» **DATASET EXTRACT**
☆ ☆ ☆ ☆ ☆

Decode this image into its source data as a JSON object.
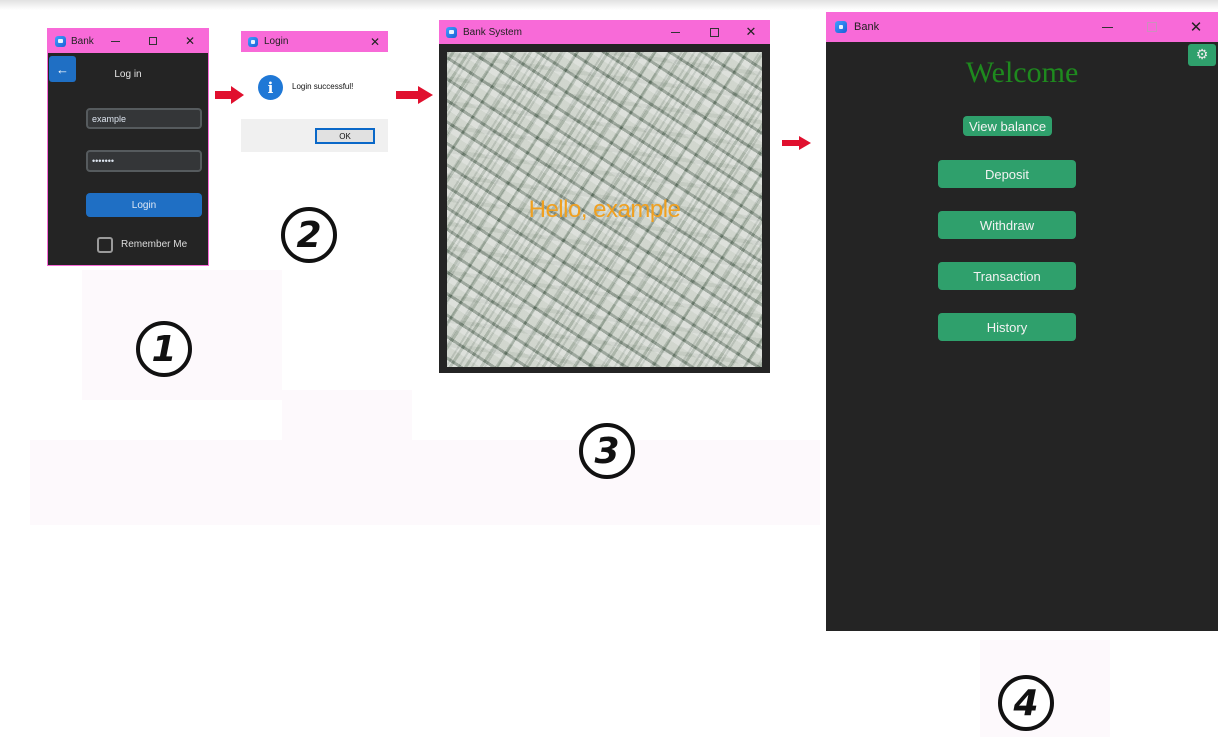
{
  "step1": {
    "title": "Bank",
    "heading": "Log in",
    "username_value": "example",
    "password_value": "•••••••",
    "login_label": "Login",
    "remember_label": "Remember Me",
    "step_number": "1"
  },
  "step2": {
    "title": "Login",
    "message": "Login successful!",
    "ok_label": "OK",
    "step_number": "2"
  },
  "step3": {
    "title": "Bank System",
    "greeting": "Hello, example",
    "step_number": "3"
  },
  "step4": {
    "title": "Bank",
    "welcome": "Welcome",
    "view_balance_label": "View balance",
    "deposit_label": "Deposit",
    "withdraw_label": "Withdraw",
    "transaction_label": "Transaction",
    "history_label": "History",
    "step_number": "4"
  },
  "colors": {
    "titlebar": "#f86ad8",
    "dark_bg": "#242424",
    "accent_green": "#2fa06c",
    "login_blue": "#1f6fc4",
    "greeting_orange": "#f0a020",
    "welcome_green": "#1e8a1e",
    "arrow_red": "#e0102e"
  },
  "icons": [
    "back-arrow-icon",
    "info-icon",
    "settings-gear-icon",
    "minimize-icon",
    "maximize-icon",
    "close-icon",
    "app-icon"
  ]
}
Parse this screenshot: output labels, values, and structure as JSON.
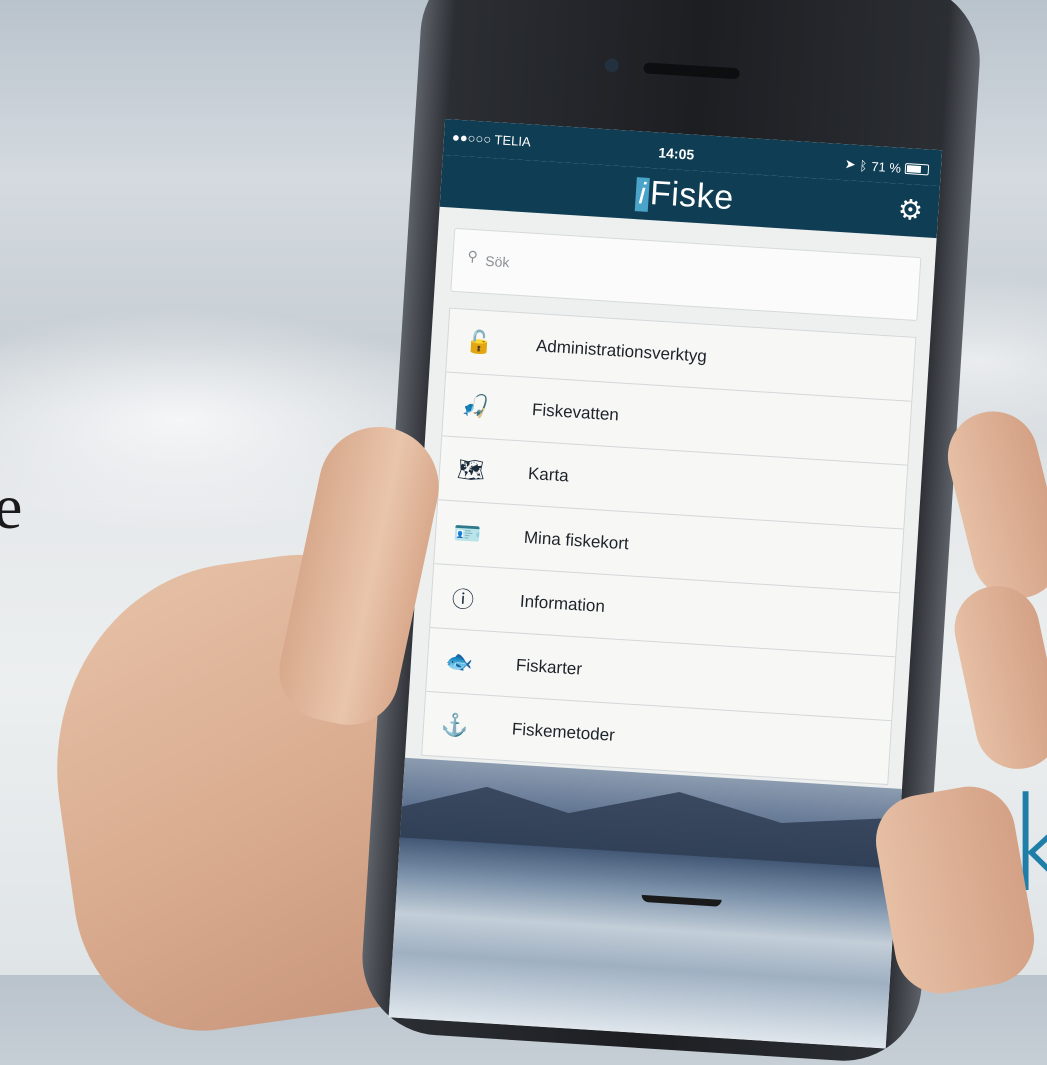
{
  "background": {
    "partial_letter": "e",
    "brand_letter": "k"
  },
  "status_bar": {
    "carrier": "●●○○○ TELIA",
    "time": "14:05",
    "battery": "71 %"
  },
  "app": {
    "title_prefix": "i",
    "title_rest": "Fiske",
    "settings_icon": "gear-icon"
  },
  "search": {
    "placeholder": "Sök"
  },
  "menu": {
    "items": [
      {
        "label": "Administrationsverktyg",
        "icon": "unlock-icon",
        "glyph": "🔓"
      },
      {
        "label": "Fiskevatten",
        "icon": "fishing-water-icon",
        "glyph": "🎣"
      },
      {
        "label": "Karta",
        "icon": "map-icon",
        "glyph": "🗺"
      },
      {
        "label": "Mina fiskekort",
        "icon": "card-icon",
        "glyph": "🪪"
      },
      {
        "label": "Information",
        "icon": "info-icon",
        "glyph": "ⓘ"
      },
      {
        "label": "Fiskarter",
        "icon": "fish-icon",
        "glyph": "🐟"
      },
      {
        "label": "Fiskemetoder",
        "icon": "hook-icon",
        "glyph": "⚓"
      }
    ]
  },
  "colors": {
    "header": "#0e3d54",
    "accent": "#4aa3c9",
    "brand": "#1f7ea8"
  }
}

☆ ☆ ☆ ☆ ☆

» **EXERCISE DETAILS**
The entries above should be reproduced exactly, without their pictures.

» **RESULT OF THE TASK**
Decode this image into its source data as a JSON object.
{
  "step1": {
    "title": "Bank",
    "heading": "Log in",
    "username_value": "example",
    "password_value": "•••••••",
    "login_label": "Login",
    "remember_label": "Remember Me",
    "step_number": "1"
  },
  "step2": {
    "title": "Login",
    "message": "Login successful!",
    "ok_label": "OK",
    "step_number": "2"
  },
  "step3": {
    "title": "Bank System",
    "greeting": "Hello, example",
    "step_number": "3"
  },
  "step4": {
    "title": "Bank",
    "welcome": "Welcome",
    "view_balance_label": "View balance",
    "deposit_label": "Deposit",
    "withdraw_label": "Withdraw",
    "transaction_label": "Transaction",
    "history_label": "History",
    "step_number": "4"
  },
  "colors": {
    "titlebar": "#f86ad8",
    "dark_bg": "#242424",
    "accent_green": "#2fa06c",
    "login_blue": "#1f6fc4",
    "greeting_orange": "#f0a020",
    "welcome_green": "#1e8a1e",
    "arrow_red": "#e0102e"
  },
  "icons": [
    "back-arrow-icon",
    "info-icon",
    "settings-gear-icon",
    "minimize-icon",
    "maximize-icon",
    "close-icon",
    "app-icon"
  ]
}
Parse this screenshot: output labels, values, and structure as JSON.
{
  "background": {
    "partial_letter": "e",
    "brand_letter": "k"
  },
  "status_bar": {
    "carrier": "●●○○○ TELIA",
    "time": "14:05",
    "battery": "71 %"
  },
  "app": {
    "title_prefix": "i",
    "title_rest": "Fiske",
    "settings_icon": "gear-icon"
  },
  "search": {
    "placeholder": "Sök"
  },
  "menu": {
    "items": [
      {
        "label": "Administrationsverktyg",
        "icon": "unlock-icon",
        "glyph": "🔓"
      },
      {
        "label": "Fiskevatten",
        "icon": "fishing-water-icon",
        "glyph": "🎣"
      },
      {
        "label": "Karta",
        "icon": "map-icon",
        "glyph": "🗺"
      },
      {
        "label": "Mina fiskekort",
        "icon": "card-icon",
        "glyph": "🪪"
      },
      {
        "label": "Information",
        "icon": "info-icon",
        "glyph": "ⓘ"
      },
      {
        "label": "Fiskarter",
        "icon": "fish-icon",
        "glyph": "🐟"
      },
      {
        "label": "Fiskemetoder",
        "icon": "hook-icon",
        "glyph": "⚓"
      }
    ]
  },
  "colors": {
    "header": "#0e3d54",
    "accent": "#4aa3c9",
    "brand": "#1f7ea8"
  }
}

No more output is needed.